### Exercise instructions
Go over the listing below line by line and tally those containing "JSON". Give only the tally.

Records from a collection of figures:

* Start *

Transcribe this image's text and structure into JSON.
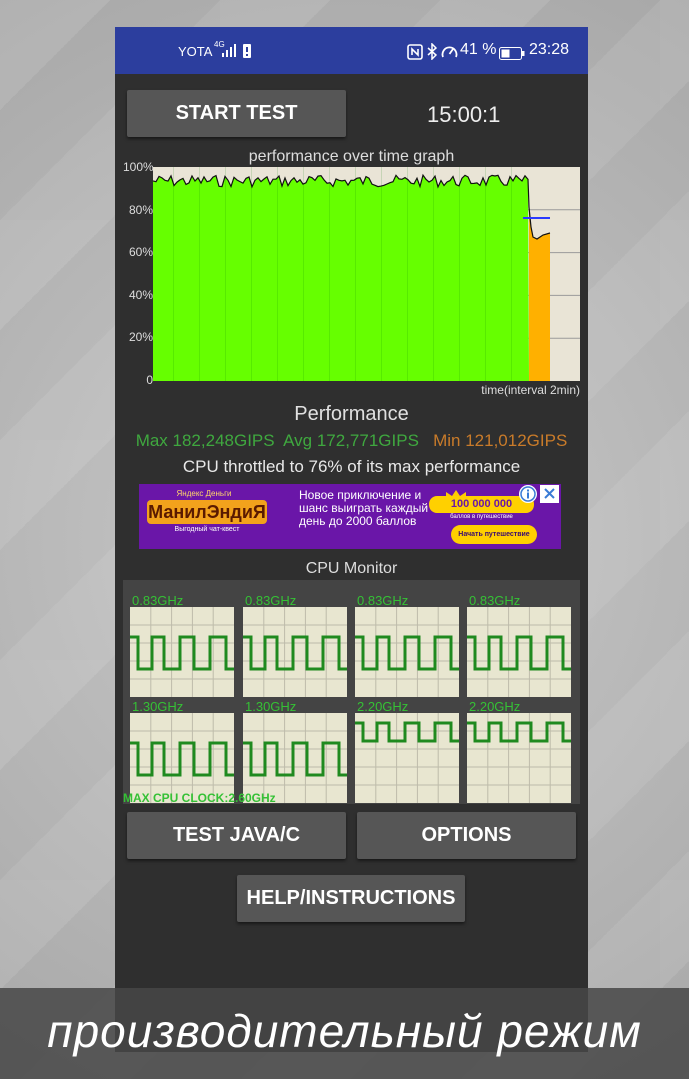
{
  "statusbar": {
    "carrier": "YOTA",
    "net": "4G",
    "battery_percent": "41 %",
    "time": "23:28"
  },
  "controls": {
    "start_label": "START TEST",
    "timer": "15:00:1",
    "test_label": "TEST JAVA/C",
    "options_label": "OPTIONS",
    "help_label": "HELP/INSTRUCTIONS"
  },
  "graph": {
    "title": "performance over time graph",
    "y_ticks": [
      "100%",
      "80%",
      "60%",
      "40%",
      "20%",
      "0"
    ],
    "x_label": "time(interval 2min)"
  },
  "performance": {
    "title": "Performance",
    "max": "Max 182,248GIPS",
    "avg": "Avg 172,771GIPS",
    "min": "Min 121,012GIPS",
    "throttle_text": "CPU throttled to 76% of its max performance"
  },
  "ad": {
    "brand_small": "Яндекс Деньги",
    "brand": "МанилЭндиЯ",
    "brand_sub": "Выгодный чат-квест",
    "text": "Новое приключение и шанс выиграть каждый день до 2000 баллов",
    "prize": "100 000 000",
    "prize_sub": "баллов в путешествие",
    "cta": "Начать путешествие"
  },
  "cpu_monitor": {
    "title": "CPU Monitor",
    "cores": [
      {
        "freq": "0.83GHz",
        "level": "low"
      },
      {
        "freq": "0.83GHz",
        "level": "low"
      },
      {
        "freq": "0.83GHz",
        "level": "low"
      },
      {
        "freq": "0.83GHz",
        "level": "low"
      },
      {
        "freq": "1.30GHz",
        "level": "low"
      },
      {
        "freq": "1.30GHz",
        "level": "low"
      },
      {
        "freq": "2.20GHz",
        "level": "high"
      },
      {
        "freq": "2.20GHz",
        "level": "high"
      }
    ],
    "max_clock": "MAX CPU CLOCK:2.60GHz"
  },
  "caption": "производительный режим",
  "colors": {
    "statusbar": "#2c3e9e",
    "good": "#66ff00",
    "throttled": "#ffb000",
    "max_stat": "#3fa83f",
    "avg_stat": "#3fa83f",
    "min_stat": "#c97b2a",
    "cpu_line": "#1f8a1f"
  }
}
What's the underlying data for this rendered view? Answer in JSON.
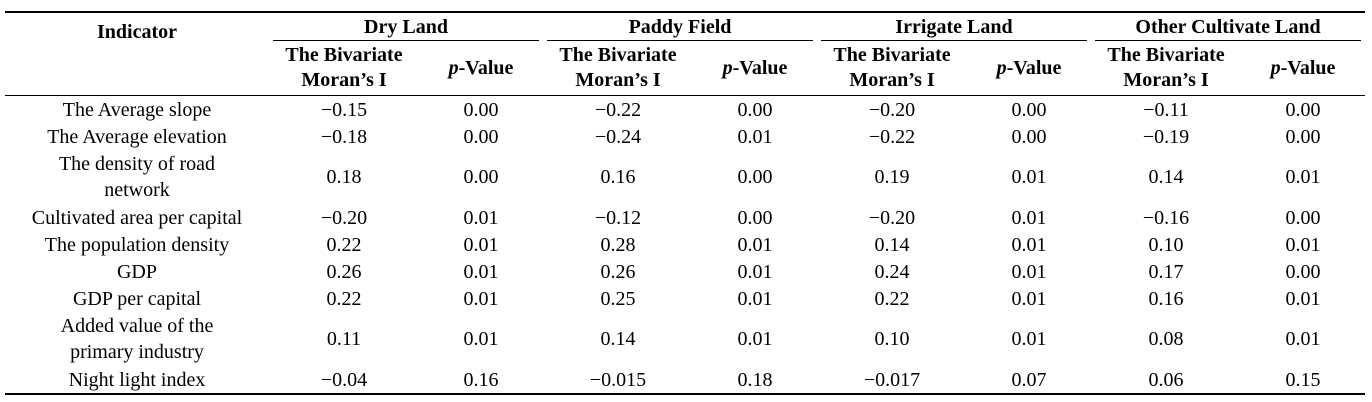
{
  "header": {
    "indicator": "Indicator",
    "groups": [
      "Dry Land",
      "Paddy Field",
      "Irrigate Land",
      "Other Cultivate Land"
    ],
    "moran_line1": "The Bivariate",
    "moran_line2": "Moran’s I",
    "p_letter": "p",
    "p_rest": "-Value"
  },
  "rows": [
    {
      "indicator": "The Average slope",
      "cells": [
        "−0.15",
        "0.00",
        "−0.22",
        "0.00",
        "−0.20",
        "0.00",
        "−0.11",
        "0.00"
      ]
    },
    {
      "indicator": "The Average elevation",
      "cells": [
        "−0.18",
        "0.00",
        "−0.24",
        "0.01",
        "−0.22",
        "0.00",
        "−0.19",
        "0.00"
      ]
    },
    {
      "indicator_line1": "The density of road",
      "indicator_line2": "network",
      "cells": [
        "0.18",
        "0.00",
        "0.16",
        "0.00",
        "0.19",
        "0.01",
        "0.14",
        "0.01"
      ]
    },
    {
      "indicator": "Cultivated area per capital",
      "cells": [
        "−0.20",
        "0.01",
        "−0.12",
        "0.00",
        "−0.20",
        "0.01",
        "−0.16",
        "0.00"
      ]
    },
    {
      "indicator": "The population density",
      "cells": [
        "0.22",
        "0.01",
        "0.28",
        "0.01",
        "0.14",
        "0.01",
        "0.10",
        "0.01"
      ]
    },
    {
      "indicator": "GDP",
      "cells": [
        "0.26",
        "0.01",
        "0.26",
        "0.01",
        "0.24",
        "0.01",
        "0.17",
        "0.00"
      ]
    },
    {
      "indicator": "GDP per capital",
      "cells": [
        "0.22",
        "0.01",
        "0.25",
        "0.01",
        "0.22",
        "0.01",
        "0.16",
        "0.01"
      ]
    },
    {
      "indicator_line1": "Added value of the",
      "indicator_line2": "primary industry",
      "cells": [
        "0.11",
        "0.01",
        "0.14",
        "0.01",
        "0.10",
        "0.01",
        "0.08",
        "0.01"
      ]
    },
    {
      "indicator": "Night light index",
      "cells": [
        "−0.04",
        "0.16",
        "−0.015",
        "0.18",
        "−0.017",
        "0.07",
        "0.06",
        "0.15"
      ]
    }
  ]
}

* End *
* Start *

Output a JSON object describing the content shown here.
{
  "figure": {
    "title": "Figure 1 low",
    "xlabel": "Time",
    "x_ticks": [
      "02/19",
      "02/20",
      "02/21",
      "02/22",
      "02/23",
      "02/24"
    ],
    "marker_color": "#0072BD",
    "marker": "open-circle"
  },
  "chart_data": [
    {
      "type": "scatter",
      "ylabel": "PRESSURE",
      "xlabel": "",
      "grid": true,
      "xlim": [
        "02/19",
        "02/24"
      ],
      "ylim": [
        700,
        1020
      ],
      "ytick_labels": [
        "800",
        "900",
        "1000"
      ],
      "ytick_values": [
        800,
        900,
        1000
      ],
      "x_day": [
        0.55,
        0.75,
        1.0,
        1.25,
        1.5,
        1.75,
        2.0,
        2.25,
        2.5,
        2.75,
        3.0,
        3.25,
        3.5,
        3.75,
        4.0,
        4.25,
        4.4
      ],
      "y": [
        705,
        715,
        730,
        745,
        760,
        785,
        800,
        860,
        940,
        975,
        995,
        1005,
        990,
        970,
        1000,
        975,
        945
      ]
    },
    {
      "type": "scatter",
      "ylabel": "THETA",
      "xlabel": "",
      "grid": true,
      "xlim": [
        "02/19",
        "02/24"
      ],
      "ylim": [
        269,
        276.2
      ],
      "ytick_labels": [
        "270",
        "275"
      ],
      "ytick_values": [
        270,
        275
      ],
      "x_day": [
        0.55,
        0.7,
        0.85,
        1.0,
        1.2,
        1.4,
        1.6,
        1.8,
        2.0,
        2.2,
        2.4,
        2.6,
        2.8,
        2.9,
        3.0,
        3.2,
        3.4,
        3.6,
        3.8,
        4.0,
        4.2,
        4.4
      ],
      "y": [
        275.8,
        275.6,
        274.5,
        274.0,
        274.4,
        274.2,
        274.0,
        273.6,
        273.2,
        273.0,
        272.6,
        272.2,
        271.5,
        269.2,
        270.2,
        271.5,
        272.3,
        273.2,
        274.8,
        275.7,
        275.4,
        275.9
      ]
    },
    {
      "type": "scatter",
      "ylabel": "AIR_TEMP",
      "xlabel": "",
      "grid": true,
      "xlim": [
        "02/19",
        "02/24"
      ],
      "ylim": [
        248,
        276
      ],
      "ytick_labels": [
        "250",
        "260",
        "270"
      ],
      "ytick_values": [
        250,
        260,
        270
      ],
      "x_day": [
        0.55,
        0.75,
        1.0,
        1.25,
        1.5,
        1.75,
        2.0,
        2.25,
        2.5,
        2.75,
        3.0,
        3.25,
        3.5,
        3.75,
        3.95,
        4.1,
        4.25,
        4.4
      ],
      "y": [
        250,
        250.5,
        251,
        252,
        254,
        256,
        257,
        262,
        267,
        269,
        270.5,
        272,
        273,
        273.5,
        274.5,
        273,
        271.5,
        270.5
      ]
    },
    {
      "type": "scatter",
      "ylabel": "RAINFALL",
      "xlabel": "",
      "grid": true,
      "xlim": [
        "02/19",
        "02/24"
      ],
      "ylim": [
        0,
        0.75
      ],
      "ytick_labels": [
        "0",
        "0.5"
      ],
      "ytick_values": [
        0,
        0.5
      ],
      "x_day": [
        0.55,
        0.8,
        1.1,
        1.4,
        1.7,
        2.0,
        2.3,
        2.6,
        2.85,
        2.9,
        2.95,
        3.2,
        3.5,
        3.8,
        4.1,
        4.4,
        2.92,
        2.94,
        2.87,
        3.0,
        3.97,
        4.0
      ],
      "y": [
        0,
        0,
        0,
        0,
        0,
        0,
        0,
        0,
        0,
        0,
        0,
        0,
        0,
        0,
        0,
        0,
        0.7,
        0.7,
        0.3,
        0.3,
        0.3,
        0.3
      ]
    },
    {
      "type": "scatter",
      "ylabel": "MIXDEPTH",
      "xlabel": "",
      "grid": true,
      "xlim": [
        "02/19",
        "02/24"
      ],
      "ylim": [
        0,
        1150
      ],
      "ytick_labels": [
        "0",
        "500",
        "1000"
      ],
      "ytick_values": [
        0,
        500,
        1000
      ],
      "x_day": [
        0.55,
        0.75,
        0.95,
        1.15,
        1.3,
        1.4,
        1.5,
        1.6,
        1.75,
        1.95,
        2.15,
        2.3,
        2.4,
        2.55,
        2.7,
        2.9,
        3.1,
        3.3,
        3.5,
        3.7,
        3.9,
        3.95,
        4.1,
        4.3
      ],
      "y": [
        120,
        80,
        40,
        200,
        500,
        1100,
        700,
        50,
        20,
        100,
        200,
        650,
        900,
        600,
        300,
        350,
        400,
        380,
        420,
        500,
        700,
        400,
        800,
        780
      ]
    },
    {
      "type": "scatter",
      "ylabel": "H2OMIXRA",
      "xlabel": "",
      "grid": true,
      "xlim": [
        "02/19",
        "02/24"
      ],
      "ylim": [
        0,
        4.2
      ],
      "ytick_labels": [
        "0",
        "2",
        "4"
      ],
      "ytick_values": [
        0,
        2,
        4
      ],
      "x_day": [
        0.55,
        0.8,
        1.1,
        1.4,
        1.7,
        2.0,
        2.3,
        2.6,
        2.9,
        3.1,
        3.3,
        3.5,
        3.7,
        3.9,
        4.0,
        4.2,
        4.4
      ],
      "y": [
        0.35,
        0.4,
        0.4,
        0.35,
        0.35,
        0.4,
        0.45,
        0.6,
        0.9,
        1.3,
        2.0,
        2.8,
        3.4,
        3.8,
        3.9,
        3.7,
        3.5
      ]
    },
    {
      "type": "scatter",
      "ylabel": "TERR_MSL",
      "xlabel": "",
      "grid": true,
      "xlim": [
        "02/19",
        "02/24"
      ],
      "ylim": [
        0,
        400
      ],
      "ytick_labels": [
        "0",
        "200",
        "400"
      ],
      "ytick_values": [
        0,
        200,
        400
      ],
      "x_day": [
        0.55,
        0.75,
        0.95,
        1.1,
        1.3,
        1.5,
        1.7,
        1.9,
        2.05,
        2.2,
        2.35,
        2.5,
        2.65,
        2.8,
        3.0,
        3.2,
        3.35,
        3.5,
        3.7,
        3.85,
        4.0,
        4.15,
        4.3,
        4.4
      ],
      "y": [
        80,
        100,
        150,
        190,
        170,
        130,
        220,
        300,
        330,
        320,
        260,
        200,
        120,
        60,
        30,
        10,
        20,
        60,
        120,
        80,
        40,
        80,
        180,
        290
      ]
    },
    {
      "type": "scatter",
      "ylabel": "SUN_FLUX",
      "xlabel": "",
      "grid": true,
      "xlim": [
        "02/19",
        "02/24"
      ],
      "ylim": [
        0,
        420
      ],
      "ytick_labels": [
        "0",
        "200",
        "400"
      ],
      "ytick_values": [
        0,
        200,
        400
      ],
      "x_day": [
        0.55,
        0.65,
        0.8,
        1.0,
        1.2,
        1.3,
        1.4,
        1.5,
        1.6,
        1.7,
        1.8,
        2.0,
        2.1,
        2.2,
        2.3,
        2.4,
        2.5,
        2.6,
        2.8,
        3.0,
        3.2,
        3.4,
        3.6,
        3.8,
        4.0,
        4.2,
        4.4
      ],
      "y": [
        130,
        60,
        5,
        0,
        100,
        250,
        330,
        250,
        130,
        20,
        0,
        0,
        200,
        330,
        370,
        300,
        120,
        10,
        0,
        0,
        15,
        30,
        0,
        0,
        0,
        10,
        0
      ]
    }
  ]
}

* End *

### Finished exercise
3